Task goal: Repeat the listing below in full, exactly as it stands.

Data lines:
::::::

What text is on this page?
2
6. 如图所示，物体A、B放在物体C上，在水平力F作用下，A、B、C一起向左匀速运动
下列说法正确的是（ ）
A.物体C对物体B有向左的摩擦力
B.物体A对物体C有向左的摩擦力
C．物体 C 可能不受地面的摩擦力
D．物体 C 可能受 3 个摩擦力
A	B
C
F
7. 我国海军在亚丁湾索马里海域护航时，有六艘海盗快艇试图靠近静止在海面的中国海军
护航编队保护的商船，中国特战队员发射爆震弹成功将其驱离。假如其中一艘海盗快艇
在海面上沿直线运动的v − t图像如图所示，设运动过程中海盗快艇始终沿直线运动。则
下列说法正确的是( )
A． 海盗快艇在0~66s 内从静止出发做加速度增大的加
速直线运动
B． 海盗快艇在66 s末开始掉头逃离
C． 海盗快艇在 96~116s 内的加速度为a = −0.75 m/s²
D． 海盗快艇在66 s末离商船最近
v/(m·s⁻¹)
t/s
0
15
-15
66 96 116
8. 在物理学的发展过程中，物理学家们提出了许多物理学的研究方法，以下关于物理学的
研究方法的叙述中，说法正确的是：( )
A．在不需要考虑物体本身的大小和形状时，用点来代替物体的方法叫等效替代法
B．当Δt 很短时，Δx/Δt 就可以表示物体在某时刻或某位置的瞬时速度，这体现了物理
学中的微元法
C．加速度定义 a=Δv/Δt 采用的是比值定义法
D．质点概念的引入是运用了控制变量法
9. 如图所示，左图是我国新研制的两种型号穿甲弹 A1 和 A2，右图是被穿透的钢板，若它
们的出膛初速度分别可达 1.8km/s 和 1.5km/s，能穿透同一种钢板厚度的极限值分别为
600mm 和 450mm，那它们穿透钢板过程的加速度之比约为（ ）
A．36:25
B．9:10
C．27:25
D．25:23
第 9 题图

::::::

Result of this exercise:
What text is on this page?
2
6. 如图所示，物体A、B放在物体C上，在水平力F作用下，A、B、C一起向左匀速运动
下列说法正确的是（ ）
A.物体C对物体B有向左的摩擦力
B.物体A对物体C有向左的摩擦力
C．物体 C 可能不受地面的摩擦力
D．物体 C 可能受 3 个摩擦力
A	B
C
F
7. 我国海军在亚丁湾索马里海域护航时，有六艘海盗快艇试图靠近静止在海面的中国海军
护航编队保护的商船，中国特战队员发射爆震弹成功将其驱离。假如其中一艘海盗快艇
在海面上沿直线运动的v − t图像如图所示，设运动过程中海盗快艇始终沿直线运动。则
下列说法正确的是( )
A． 海盗快艇在0~66s 内从静止出发做加速度增大的加
速直线运动
B． 海盗快艇在66 s末开始掉头逃离
C． 海盗快艇在 96~116s 内的加速度为a = −0.75 m/s²
D． 海盗快艇在66 s末离商船最近
v/(m·s⁻¹)
t/s
0
15
-15
66 96 116
8. 在物理学的发展过程中，物理学家们提出了许多物理学的研究方法，以下关于物理学的
研究方法的叙述中，说法正确的是：( )
A．在不需要考虑物体本身的大小和形状时，用点来代替物体的方法叫等效替代法
B．当Δt 很短时，Δx/Δt 就可以表示物体在某时刻或某位置的瞬时速度，这体现了物理
学中的微元法
C．加速度定义 a=Δv/Δt 采用的是比值定义法
D．质点概念的引入是运用了控制变量法
9. 如图所示，左图是我国新研制的两种型号穿甲弹 A1 和 A2，右图是被穿透的钢板，若它
们的出膛初速度分别可达 1.8km/s 和 1.5km/s，能穿透同一种钢板厚度的极限值分别为
600mm 和 450mm，那它们穿透钢板过程的加速度之比约为（ ）
A．36:25
B．9:10
C．27:25
D．25:23
第 9 题图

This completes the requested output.